** DIRECTIONS FOR THIS TASK **
Exclude the pictures, then copy all remaining records exactly.

Collected data entries:
⟨

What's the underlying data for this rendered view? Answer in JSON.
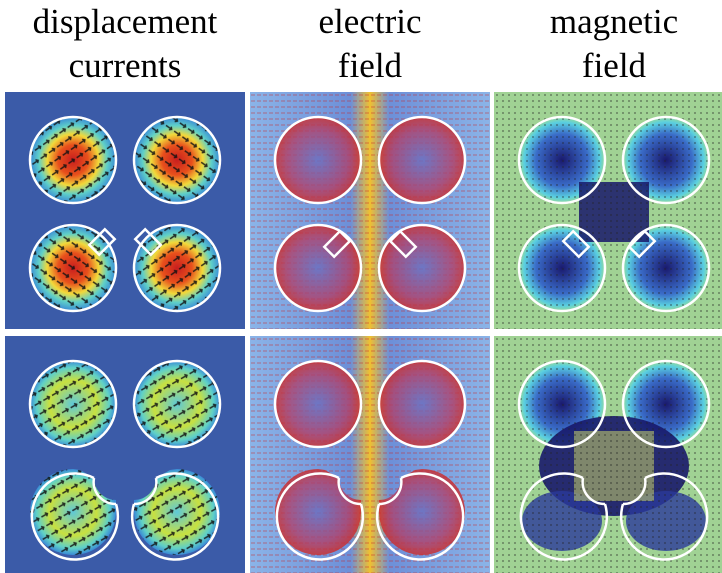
{
  "columns": [
    {
      "line1": "displacement",
      "line2": "currents"
    },
    {
      "line1": "electric",
      "line2": "field"
    },
    {
      "line1": "magnetic",
      "line2": "field"
    }
  ],
  "colors": {
    "background_blue": "#3b5ba8",
    "hot_red": "#d6281c",
    "hot_yellow": "#f2e43a",
    "cyan": "#4fc3e8",
    "dark_navy": "#14145a",
    "outline": "#ffffff"
  }
}
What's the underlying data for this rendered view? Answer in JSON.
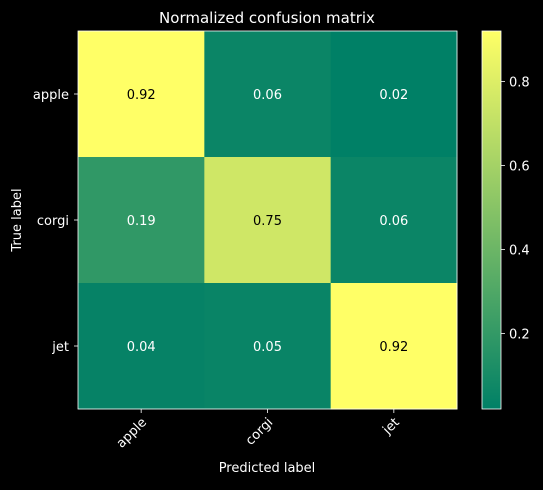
{
  "chart_data": {
    "type": "heatmap",
    "title": "Normalized confusion matrix",
    "xlabel": "Predicted label",
    "ylabel": "True label",
    "x_categories": [
      "apple",
      "corgi",
      "jet"
    ],
    "y_categories": [
      "apple",
      "corgi",
      "jet"
    ],
    "values": [
      [
        0.92,
        0.06,
        0.02
      ],
      [
        0.19,
        0.75,
        0.06
      ],
      [
        0.04,
        0.05,
        0.92
      ]
    ],
    "cell_labels": [
      [
        "0.92",
        "0.06",
        "0.02"
      ],
      [
        "0.19",
        "0.75",
        "0.06"
      ],
      [
        "0.04",
        "0.05",
        "0.92"
      ]
    ],
    "colormap": "summer",
    "colormap_range": [
      0.02,
      0.92
    ],
    "colorbar": {
      "ticks": [
        0.2,
        0.4,
        0.6,
        0.8
      ],
      "tick_labels": [
        "0.2",
        "0.4",
        "0.6",
        "0.8"
      ]
    },
    "x_tick_rotation_deg": 45,
    "background_color": "#000000",
    "text_color": "#ffffff",
    "light_cell_text_color": "#000000",
    "grid": false
  }
}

⟩

** TASK SOLUTION **
What's the underlying data for this rendered view? Answer in JSON.
{
  "columns": [
    {
      "line1": "displacement",
      "line2": "currents"
    },
    {
      "line1": "electric",
      "line2": "field"
    },
    {
      "line1": "magnetic",
      "line2": "field"
    }
  ],
  "colors": {
    "background_blue": "#3b5ba8",
    "hot_red": "#d6281c",
    "hot_yellow": "#f2e43a",
    "cyan": "#4fc3e8",
    "dark_navy": "#14145a",
    "outline": "#ffffff"
  }
}
What's the underlying data for this rendered view? Answer in JSON.
{
  "chart_data": {
    "type": "heatmap",
    "title": "Normalized confusion matrix",
    "xlabel": "Predicted label",
    "ylabel": "True label",
    "x_categories": [
      "apple",
      "corgi",
      "jet"
    ],
    "y_categories": [
      "apple",
      "corgi",
      "jet"
    ],
    "values": [
      [
        0.92,
        0.06,
        0.02
      ],
      [
        0.19,
        0.75,
        0.06
      ],
      [
        0.04,
        0.05,
        0.92
      ]
    ],
    "cell_labels": [
      [
        "0.92",
        "0.06",
        "0.02"
      ],
      [
        "0.19",
        "0.75",
        "0.06"
      ],
      [
        "0.04",
        "0.05",
        "0.92"
      ]
    ],
    "colormap": "summer",
    "colormap_range": [
      0.02,
      0.92
    ],
    "colorbar": {
      "ticks": [
        0.2,
        0.4,
        0.6,
        0.8
      ],
      "tick_labels": [
        "0.2",
        "0.4",
        "0.6",
        "0.8"
      ]
    },
    "x_tick_rotation_deg": 45,
    "background_color": "#000000",
    "text_color": "#ffffff",
    "light_cell_text_color": "#000000",
    "grid": false
  }
}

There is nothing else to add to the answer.